Aim:
Each line that holds the word "system" should be returned.
───── Records for processing ─────
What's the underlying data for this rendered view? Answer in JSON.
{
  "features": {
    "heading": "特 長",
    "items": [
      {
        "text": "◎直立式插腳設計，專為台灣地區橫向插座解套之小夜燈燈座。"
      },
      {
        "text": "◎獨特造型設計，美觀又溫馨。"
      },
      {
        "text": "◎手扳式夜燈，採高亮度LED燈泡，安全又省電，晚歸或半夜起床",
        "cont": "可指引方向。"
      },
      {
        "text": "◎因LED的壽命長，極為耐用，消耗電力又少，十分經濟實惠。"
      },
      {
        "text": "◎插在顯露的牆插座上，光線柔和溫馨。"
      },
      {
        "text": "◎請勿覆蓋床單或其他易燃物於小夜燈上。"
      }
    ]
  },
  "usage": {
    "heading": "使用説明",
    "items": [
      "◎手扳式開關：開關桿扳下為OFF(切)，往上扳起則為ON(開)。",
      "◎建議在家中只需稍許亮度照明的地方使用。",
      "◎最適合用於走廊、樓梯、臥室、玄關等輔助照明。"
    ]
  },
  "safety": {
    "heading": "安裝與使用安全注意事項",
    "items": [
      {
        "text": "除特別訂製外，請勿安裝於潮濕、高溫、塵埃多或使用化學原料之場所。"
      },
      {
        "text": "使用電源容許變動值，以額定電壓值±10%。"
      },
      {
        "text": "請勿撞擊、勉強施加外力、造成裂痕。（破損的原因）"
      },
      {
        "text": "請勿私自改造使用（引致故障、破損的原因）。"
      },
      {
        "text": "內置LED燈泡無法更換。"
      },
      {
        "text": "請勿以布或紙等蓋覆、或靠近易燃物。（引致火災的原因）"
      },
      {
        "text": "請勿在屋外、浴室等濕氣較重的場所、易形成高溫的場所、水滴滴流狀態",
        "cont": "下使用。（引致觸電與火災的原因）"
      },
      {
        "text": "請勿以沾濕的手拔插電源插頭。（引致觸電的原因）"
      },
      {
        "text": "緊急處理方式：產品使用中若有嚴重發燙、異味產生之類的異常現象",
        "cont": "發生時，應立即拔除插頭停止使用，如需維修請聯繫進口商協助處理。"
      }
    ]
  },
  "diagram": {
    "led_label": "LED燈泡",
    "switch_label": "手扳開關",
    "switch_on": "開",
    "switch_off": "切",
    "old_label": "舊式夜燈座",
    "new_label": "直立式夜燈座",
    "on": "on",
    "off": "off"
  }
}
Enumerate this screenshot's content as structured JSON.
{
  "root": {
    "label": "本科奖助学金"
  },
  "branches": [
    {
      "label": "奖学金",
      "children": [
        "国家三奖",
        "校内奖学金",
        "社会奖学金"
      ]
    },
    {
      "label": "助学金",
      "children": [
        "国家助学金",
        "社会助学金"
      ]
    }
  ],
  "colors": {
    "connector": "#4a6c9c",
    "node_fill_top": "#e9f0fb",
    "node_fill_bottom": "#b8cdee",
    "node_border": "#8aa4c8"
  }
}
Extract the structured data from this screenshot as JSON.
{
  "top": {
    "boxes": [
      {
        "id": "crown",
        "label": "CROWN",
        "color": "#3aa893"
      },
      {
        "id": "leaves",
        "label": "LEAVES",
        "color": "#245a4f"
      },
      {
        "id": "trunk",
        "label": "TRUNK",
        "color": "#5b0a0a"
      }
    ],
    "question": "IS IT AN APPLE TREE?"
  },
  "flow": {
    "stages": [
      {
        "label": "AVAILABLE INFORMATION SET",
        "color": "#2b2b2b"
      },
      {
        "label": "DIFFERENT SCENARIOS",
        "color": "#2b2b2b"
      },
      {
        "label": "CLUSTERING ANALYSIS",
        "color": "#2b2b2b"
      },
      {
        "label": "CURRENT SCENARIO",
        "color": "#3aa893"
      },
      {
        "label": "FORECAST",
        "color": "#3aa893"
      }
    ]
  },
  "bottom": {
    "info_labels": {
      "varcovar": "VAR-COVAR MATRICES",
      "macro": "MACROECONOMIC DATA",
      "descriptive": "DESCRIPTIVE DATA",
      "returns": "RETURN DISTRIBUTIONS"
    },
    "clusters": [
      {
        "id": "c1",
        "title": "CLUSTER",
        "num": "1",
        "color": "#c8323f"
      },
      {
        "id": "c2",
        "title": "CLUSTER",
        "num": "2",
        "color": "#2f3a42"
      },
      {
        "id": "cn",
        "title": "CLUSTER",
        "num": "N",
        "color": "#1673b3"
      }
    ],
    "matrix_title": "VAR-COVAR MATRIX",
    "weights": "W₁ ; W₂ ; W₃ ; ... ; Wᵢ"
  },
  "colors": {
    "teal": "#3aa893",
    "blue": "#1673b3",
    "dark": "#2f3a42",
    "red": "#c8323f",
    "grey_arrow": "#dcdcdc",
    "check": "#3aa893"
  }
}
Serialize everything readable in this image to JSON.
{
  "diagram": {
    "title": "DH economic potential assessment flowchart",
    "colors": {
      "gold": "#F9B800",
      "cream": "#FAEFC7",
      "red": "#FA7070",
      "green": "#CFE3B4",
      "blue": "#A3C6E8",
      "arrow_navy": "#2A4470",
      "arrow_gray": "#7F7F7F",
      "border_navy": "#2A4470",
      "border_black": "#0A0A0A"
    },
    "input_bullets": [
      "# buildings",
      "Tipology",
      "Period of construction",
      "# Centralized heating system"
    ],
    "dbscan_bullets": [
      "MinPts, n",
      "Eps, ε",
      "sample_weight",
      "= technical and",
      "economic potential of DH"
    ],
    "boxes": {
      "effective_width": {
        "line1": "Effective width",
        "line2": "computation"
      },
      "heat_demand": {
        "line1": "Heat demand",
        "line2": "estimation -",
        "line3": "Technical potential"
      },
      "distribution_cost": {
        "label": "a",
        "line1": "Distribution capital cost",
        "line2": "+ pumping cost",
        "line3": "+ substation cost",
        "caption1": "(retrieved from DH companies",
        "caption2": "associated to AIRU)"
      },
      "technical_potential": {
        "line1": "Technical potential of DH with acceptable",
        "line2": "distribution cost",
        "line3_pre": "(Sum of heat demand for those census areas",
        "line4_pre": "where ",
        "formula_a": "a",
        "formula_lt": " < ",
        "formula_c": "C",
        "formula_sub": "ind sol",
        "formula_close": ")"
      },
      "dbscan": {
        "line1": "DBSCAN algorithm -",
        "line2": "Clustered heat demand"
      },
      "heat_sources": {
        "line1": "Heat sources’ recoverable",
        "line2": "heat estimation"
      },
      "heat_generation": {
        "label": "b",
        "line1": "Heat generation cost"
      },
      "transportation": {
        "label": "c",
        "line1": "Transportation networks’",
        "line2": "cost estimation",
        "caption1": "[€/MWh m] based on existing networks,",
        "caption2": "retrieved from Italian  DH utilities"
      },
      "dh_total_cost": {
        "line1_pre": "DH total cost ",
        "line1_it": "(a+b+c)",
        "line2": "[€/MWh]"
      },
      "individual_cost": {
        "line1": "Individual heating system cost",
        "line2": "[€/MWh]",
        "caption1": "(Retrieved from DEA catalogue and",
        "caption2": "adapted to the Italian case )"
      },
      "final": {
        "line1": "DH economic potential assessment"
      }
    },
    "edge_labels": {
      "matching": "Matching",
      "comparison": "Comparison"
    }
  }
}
─────
Solution:
      "# Centralized heating system"
        "line1": "Individual heating system cost",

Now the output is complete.